Images embedded in the records are excluded; print everything else exactly as given.

---------- Dataset extract ----------

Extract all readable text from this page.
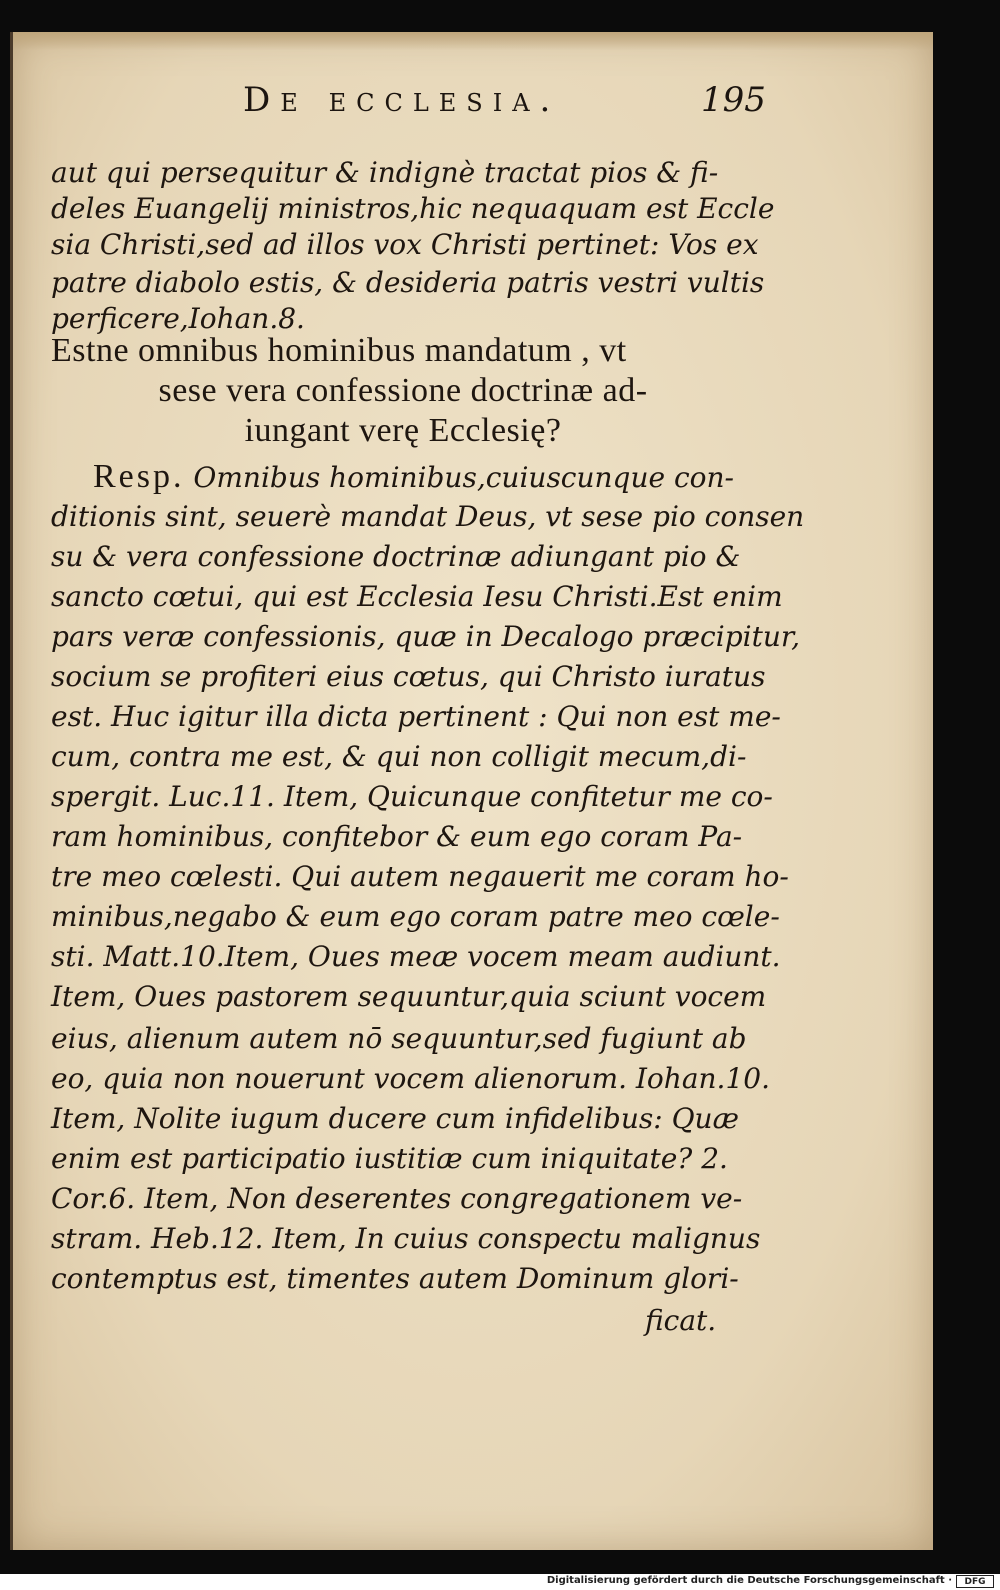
De ecclesia.	195
aut qui persequitur & indignè tractat pios & fi-
deles Euangelij ministros,hic nequaquam est Eccle
sia Christi,sed ad illos vox Christi pertinet: Vos ex
patre diabolo estis, & desideria patris vestri vultis
perficere,Iohan.8.
Estne omnibus hominibus mandatum , vt
sese vera confessione doctrinæ ad-
iungant verę Ecclesię?
Resp. Omnibus hominibus,cuiuscunque con-
ditionis sint, seuerè mandat Deus, vt sese pio consen
su & vera confessione doctrinæ adiungant pio &
sancto cœtui, qui est Ecclesia Iesu Christi.Est enim
pars veræ confessionis, quæ in Decalogo præcipitur,
socium se profiteri eius cœtus, qui Christo iuratus
est. Huc igitur illa dicta pertinent : Qui non est me-
cum, contra me est, & qui non colligit mecum,di-
spergit. Luc.11. Item, Quicunque confitetur me co-
ram hominibus, confitebor & eum ego coram Pa-
tre meo cœlesti. Qui autem negauerit me coram ho-
minibus,negabo & eum ego coram patre meo cœle-
sti. Matt.10.Item, Oues meæ vocem meam audiunt.
Item, Oues pastorem sequuntur,quia sciunt vocem
eius, alienum autem nō sequuntur,sed fugiunt ab
eo, quia non nouerunt vocem alienorum. Iohan.10.
Item, Nolite iugum ducere cum infidelibus: Quæ
enim est participatio iustitiæ cum iniquitate? 2.
Cor.6. Item, Non deserentes congregationem ve-
stram. Heb.12. Item, In cuius conspectu malignus
contemptus est, timentes autem Dominum glori-
ficat.
Digitalisierung gefördert durch die Deutsche Forschungsgemeinschaft ·	DFG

----------

* **Finished exercise**
Extract all readable text from this page.
De ecclesia.	195
aut qui persequitur & indignè tractat pios & fi-
deles Euangelij ministros,hic nequaquam est Eccle
sia Christi,sed ad illos vox Christi pertinet: Vos ex
patre diabolo estis, & desideria patris vestri vultis
perficere,Iohan.8.
Estne omnibus hominibus mandatum , vt
sese vera confessione doctrinæ ad-
iungant verę Ecclesię?
Resp. Omnibus hominibus,cuiuscunque con-
ditionis sint, seuerè mandat Deus, vt sese pio consen
su & vera confessione doctrinæ adiungant pio &
sancto cœtui, qui est Ecclesia Iesu Christi.Est enim
pars veræ confessionis, quæ in Decalogo præcipitur,
socium se profiteri eius cœtus, qui Christo iuratus
est. Huc igitur illa dicta pertinent : Qui non est me-
cum, contra me est, & qui non colligit mecum,di-
spergit. Luc.11. Item, Quicunque confitetur me co-
ram hominibus, confitebor & eum ego coram Pa-
tre meo cœlesti. Qui autem negauerit me coram ho-
minibus,negabo & eum ego coram patre meo cœle-
sti. Matt.10.Item, Oues meæ vocem meam audiunt.
Item, Oues pastorem sequuntur,quia sciunt vocem
eius, alienum autem nō sequuntur,sed fugiunt ab
eo, quia non nouerunt vocem alienorum. Iohan.10.
Item, Nolite iugum ducere cum infidelibus: Quæ
enim est participatio iustitiæ cum iniquitate? 2.
Cor.6. Item, Non deserentes congregationem ve-
stram. Heb.12. Item, In cuius conspectu malignus
contemptus est, timentes autem Dominum glori-
ficat.
Digitalisierung gefördert durch die Deutsche Forschungsgemeinschaft ·	DFG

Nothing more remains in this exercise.